In the listing, from the line with "sidebar-item-1[interactable] [0, 8, 125, 30]" up to and including the line with "dollar-sign: $ [322, 425, 326, 432]", swap "cost-row" for "expense-row" and give only those lines, with everything else unchanged.

========================

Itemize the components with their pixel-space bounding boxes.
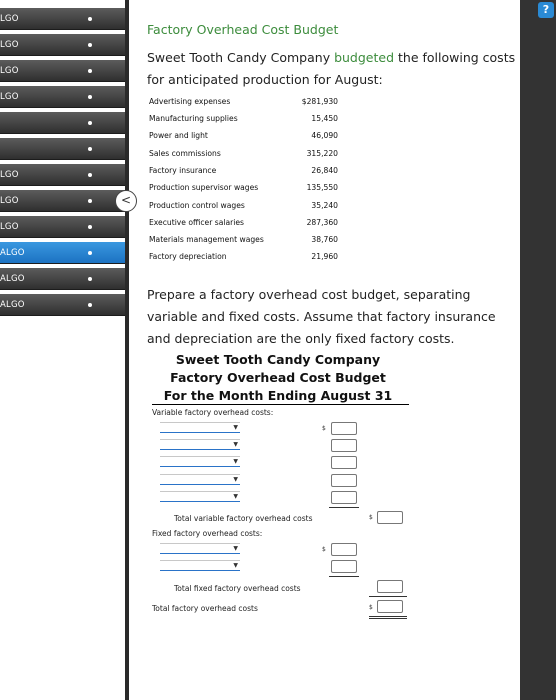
sidebar-item-1[interactable] [0, 8, 125, 30]
budget-period: For the Month Ending August 31 [163, 388, 393, 403]
header-rule [152, 404, 409, 405]
sidebar-item-9[interactable] [0, 216, 125, 238]
sidebar-item-12[interactable] [0, 294, 125, 316]
variable-amount-input-4[interactable] [331, 474, 357, 487]
instructions-paragraph: Prepare a factory overhead cost budget, separating variable and fixed costs. Assume that factory insurance and depreciation are the only fixed factory costs. [147, 287, 496, 346]
chevron-down-icon: ▼ [233, 562, 238, 569]
cost-row [149, 149, 338, 166]
chevron-down-icon: ▼ [233, 441, 238, 448]
subtotal-rule [329, 507, 359, 508]
total-overhead-input[interactable] [377, 600, 403, 613]
sidebar-item-label: LGO [0, 92, 19, 102]
cost-value: 15,450 [311, 114, 338, 123]
right-toolbar [520, 0, 556, 700]
total-fixed-label: Total fixed factory overhead costs [174, 584, 301, 593]
cost-row [149, 166, 338, 183]
fixed-amount-input-1[interactable] [331, 543, 357, 556]
double-rule-1 [369, 616, 407, 617]
dollar-sign: $ [322, 425, 326, 432]
cost-name: Factory insurance [149, 166, 217, 175]
sidebar-item-7[interactable] [0, 164, 125, 186]
cost-name: Materials management wages [149, 235, 264, 244]
fixed-cost-select-2[interactable] [160, 560, 240, 571]
status-dot-icon [88, 147, 92, 151]
cost-row [149, 235, 338, 252]
cost-row [149, 97, 338, 114]
cost-name: Factory depreciation [149, 252, 227, 261]
cost-row [149, 183, 338, 200]
sidebar-item-label: ALGO [0, 248, 25, 258]
sidebar-item-2[interactable] [0, 34, 125, 56]
sidebar-item-label: LGO [0, 222, 19, 232]
status-dot-icon [88, 277, 92, 281]
sidebar-item-label: LGO [0, 66, 19, 76]
sidebar-divider [125, 0, 129, 700]
status-dot-icon [88, 251, 92, 255]
cost-value: 315,220 [306, 149, 338, 158]
sidebar-item-label: LGO [0, 170, 19, 180]
double-rule-2 [369, 618, 407, 619]
cost-value: 38,760 [311, 235, 338, 244]
sidebar-item-label: LGO [0, 14, 19, 24]
cost-value: 26,840 [311, 166, 338, 175]
cost-value: 287,360 [306, 218, 338, 227]
sidebar-item-label: ALGO [0, 300, 25, 310]
sidebar-item-3[interactable] [0, 60, 125, 82]
variable-cost-select-1[interactable] [160, 422, 240, 433]
cost-row [149, 201, 338, 218]
sidebar [0, 0, 125, 700]
cost-value: $281,930 [301, 97, 338, 106]
variable-cost-select-2[interactable] [160, 439, 240, 450]
cost-row [149, 252, 338, 269]
cost-name: Power and light [149, 131, 208, 140]
sidebar-item-5[interactable] [0, 112, 125, 134]
variable-cost-select-5[interactable] [160, 491, 240, 502]
budget-title: Factory Overhead Cost Budget [170, 370, 386, 385]
sidebar-item-4[interactable] [0, 86, 125, 108]
variable-section-label: Variable factory overhead costs: [152, 408, 274, 417]
chevron-down-icon: ▼ [233, 545, 238, 552]
sidebar-item-label: ALGO [0, 274, 25, 284]
cost-name: Executive officer salaries [149, 218, 244, 227]
intro-text-end: the following costs for anticipated production for August: [147, 50, 516, 87]
status-dot-icon [88, 95, 92, 99]
dollar-sign: $ [322, 546, 326, 553]
sidebar-item-10-active[interactable] [0, 242, 125, 264]
cost-name: Advertising expenses [149, 97, 231, 106]
fixed-section-label: Fixed factory overhead costs: [152, 529, 263, 538]
chevron-down-icon: ▼ [233, 476, 238, 483]
intro-paragraph [147, 47, 519, 91]
cost-name: Production control wages [149, 201, 245, 210]
total-variable-input[interactable] [377, 511, 403, 524]
cost-row [149, 131, 338, 148]
section-title: Factory Overhead Cost Budget [147, 22, 339, 37]
status-dot-icon [88, 173, 92, 177]
cost-row [149, 114, 338, 131]
chevron-down-icon: ▼ [233, 458, 238, 465]
fixed-amount-input-2[interactable] [331, 560, 357, 573]
variable-amount-input-2[interactable] [331, 439, 357, 452]
variable-amount-input-3[interactable] [331, 456, 357, 469]
status-dot-icon [88, 199, 92, 203]
sidebar-item-label: LGO [0, 40, 19, 50]
intro-text: Sweet Tooth Candy Company [147, 50, 335, 65]
cost-name: Production supervisor wages [149, 183, 259, 192]
variable-cost-select-3[interactable] [160, 456, 240, 467]
sidebar-item-6[interactable] [0, 138, 125, 160]
cost-name: Manufacturing supplies [149, 114, 238, 123]
variable-cost-select-4[interactable] [160, 474, 240, 485]
dollar-sign: $ [369, 514, 373, 521]
sidebar-item-11[interactable] [0, 268, 125, 290]
cost-row [149, 218, 338, 235]
chevron-down-icon: ▼ [233, 493, 238, 500]
status-dot-icon [88, 17, 92, 21]
sidebar-item-label: LGO [0, 196, 19, 206]
chevron-down-icon: ▼ [233, 424, 238, 431]
sidebar-item-8[interactable] [0, 190, 125, 212]
status-dot-icon [88, 69, 92, 73]
collapse-sidebar-button[interactable] [115, 190, 137, 212]
chevron-left-icon: < [120, 193, 132, 207]
help-icon[interactable]: ? [538, 2, 554, 18]
variable-amount-input-5[interactable] [331, 491, 357, 504]
total-variable-label: Total variable factory overhead costs [174, 514, 313, 523]
subtotal-rule [329, 576, 359, 577]
total-rule [369, 596, 407, 597]
cost-value: 21,960 [311, 252, 338, 261]
status-dot-icon [88, 303, 92, 307]
budget-company: Sweet Tooth Candy Company [175, 352, 381, 367]
total-fixed-input[interactable] [377, 580, 403, 593]
status-dot-icon [88, 121, 92, 125]
cost-name: Sales commissions [149, 149, 221, 158]
variable-amount-input-1[interactable] [331, 422, 357, 435]
cost-value: 35,240 [311, 201, 338, 210]
cost-value: 135,550 [306, 183, 338, 192]
fixed-cost-select-1[interactable] [160, 543, 240, 554]
dollar-sign: $ [369, 604, 373, 611]
total-overhead-label: Total factory overhead costs [152, 604, 258, 613]
status-dot-icon [88, 43, 92, 47]
glossary-link[interactable]: budgeted [334, 50, 395, 65]
cost-value: 46,090 [311, 131, 338, 140]
status-dot-icon [88, 225, 92, 229]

========================

Written answer:
sidebar-item-1[interactable] [0, 8, 125, 30]
budget-period: For the Month Ending August 31 [163, 388, 393, 403]
header-rule [152, 404, 409, 405]
sidebar-item-9[interactable] [0, 216, 125, 238]
sidebar-item-12[interactable] [0, 294, 125, 316]
variable-amount-input-4[interactable] [331, 474, 357, 487]
instructions-paragraph: Prepare a factory overhead cost budget, separating variable and fixed costs. Assume that factory insurance and depreciation are the only fixed factory costs. [147, 287, 496, 346]
chevron-down-icon: ▼ [233, 562, 238, 569]
expense-row [149, 149, 338, 166]
chevron-down-icon: ▼ [233, 441, 238, 448]
subtotal-rule [329, 507, 359, 508]
total-overhead-input[interactable] [377, 600, 403, 613]
sidebar-item-label: LGO [0, 92, 19, 102]
cost-value: 15,450 [311, 114, 338, 123]
right-toolbar [520, 0, 556, 700]
total-fixed-label: Total fixed factory overhead costs [174, 584, 301, 593]
expense-row [149, 166, 338, 183]
fixed-amount-input-1[interactable] [331, 543, 357, 556]
double-rule-1 [369, 616, 407, 617]
dollar-sign: $ [322, 425, 326, 432]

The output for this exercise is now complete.